--- START Input ---

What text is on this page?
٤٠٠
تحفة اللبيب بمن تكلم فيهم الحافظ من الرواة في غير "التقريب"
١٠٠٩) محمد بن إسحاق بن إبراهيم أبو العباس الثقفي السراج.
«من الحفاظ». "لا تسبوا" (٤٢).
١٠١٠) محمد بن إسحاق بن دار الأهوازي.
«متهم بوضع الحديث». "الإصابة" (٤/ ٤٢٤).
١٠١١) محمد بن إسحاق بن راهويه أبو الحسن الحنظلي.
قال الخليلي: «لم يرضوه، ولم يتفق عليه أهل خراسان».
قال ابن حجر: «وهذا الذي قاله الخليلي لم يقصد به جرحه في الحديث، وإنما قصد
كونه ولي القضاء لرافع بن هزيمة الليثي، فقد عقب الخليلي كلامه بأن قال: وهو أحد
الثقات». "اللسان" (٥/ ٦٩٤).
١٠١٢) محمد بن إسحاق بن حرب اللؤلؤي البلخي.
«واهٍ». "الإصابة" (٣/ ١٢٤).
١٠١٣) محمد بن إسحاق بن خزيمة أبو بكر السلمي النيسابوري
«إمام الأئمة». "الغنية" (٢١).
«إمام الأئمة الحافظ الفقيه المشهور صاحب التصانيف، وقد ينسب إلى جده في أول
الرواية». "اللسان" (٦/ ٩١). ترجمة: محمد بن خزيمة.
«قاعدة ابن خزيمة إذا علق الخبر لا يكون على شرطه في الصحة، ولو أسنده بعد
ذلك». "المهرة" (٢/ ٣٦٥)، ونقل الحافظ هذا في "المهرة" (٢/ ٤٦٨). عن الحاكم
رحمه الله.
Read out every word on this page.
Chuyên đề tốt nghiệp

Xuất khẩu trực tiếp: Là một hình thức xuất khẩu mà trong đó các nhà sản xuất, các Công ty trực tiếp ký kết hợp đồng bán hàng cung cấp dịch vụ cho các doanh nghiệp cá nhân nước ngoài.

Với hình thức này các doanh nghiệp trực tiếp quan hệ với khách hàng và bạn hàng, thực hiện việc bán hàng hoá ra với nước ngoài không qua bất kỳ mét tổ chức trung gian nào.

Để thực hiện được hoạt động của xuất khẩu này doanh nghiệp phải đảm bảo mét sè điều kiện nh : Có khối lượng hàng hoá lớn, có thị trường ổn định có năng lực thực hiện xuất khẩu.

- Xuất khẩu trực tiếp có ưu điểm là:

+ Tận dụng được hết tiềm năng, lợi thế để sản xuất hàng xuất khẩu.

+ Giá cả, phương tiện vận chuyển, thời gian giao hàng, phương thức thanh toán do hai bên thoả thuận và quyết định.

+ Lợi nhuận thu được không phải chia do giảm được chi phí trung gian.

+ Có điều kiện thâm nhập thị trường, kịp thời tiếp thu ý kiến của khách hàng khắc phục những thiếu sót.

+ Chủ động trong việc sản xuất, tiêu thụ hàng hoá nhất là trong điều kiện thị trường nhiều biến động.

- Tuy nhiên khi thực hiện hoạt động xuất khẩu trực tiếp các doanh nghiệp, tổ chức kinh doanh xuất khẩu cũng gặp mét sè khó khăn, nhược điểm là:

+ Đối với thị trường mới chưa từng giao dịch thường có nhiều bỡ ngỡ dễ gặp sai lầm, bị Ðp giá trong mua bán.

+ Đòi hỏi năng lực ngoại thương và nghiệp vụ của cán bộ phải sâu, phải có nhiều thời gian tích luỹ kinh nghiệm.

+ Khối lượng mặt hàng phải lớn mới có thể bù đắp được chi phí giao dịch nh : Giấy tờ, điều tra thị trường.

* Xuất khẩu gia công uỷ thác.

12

--- END Input ---

Objective. Using the data above, reproduce every line exactly.

Task solution.
What text is on this page?
٤٠٠
تحفة اللبيب بمن تكلم فيهم الحافظ من الرواة في غير "التقريب"
١٠٠٩) محمد بن إسحاق بن إبراهيم أبو العباس الثقفي السراج.
«من الحفاظ». "لا تسبوا" (٤٢).
١٠١٠) محمد بن إسحاق بن دار الأهوازي.
«متهم بوضع الحديث». "الإصابة" (٤/ ٤٢٤).
١٠١١) محمد بن إسحاق بن راهويه أبو الحسن الحنظلي.
قال الخليلي: «لم يرضوه، ولم يتفق عليه أهل خراسان».
قال ابن حجر: «وهذا الذي قاله الخليلي لم يقصد به جرحه في الحديث، وإنما قصد
كونه ولي القضاء لرافع بن هزيمة الليثي، فقد عقب الخليلي كلامه بأن قال: وهو أحد
الثقات». "اللسان" (٥/ ٦٩٤).
١٠١٢) محمد بن إسحاق بن حرب اللؤلؤي البلخي.
«واهٍ». "الإصابة" (٣/ ١٢٤).
١٠١٣) محمد بن إسحاق بن خزيمة أبو بكر السلمي النيسابوري
«إمام الأئمة». "الغنية" (٢١).
«إمام الأئمة الحافظ الفقيه المشهور صاحب التصانيف، وقد ينسب إلى جده في أول
الرواية». "اللسان" (٦/ ٩١). ترجمة: محمد بن خزيمة.
«قاعدة ابن خزيمة إذا علق الخبر لا يكون على شرطه في الصحة، ولو أسنده بعد
ذلك». "المهرة" (٢/ ٣٦٥)، ونقل الحافظ هذا في "المهرة" (٢/ ٤٦٨). عن الحاكم
رحمه الله.
Read out every word on this page.
Chuyên đề tốt nghiệp

Xuất khẩu trực tiếp: Là một hình thức xuất khẩu mà trong đó các nhà sản xuất, các Công ty trực tiếp ký kết hợp đồng bán hàng cung cấp dịch vụ cho các doanh nghiệp cá nhân nước ngoài.

Với hình thức này các doanh nghiệp trực tiếp quan hệ với khách hàng và bạn hàng, thực hiện việc bán hàng hoá ra với nước ngoài không qua bất kỳ mét tổ chức trung gian nào.

Để thực hiện được hoạt động của xuất khẩu này doanh nghiệp phải đảm bảo mét sè điều kiện nh : Có khối lượng hàng hoá lớn, có thị trường ổn định có năng lực thực hiện xuất khẩu.

- Xuất khẩu trực tiếp có ưu điểm là:

+ Tận dụng được hết tiềm năng, lợi thế để sản xuất hàng xuất khẩu.

+ Giá cả, phương tiện vận chuyển, thời gian giao hàng, phương thức thanh toán do hai bên thoả thuận và quyết định.

+ Lợi nhuận thu được không phải chia do giảm được chi phí trung gian.

+ Có điều kiện thâm nhập thị trường, kịp thời tiếp thu ý kiến của khách hàng khắc phục những thiếu sót.

+ Chủ động trong việc sản xuất, tiêu thụ hàng hoá nhất là trong điều kiện thị trường nhiều biến động.

- Tuy nhiên khi thực hiện hoạt động xuất khẩu trực tiếp các doanh nghiệp, tổ chức kinh doanh xuất khẩu cũng gặp mét sè khó khăn, nhược điểm là:

+ Đối với thị trường mới chưa từng giao dịch thường có nhiều bỡ ngỡ dễ gặp sai lầm, bị Ðp giá trong mua bán.

+ Đòi hỏi năng lực ngoại thương và nghiệp vụ của cán bộ phải sâu, phải có nhiều thời gian tích luỹ kinh nghiệm.

+ Khối lượng mặt hàng phải lớn mới có thể bù đắp được chi phí giao dịch nh : Giấy tờ, điều tra thị trường.

* Xuất khẩu gia công uỷ thác.

12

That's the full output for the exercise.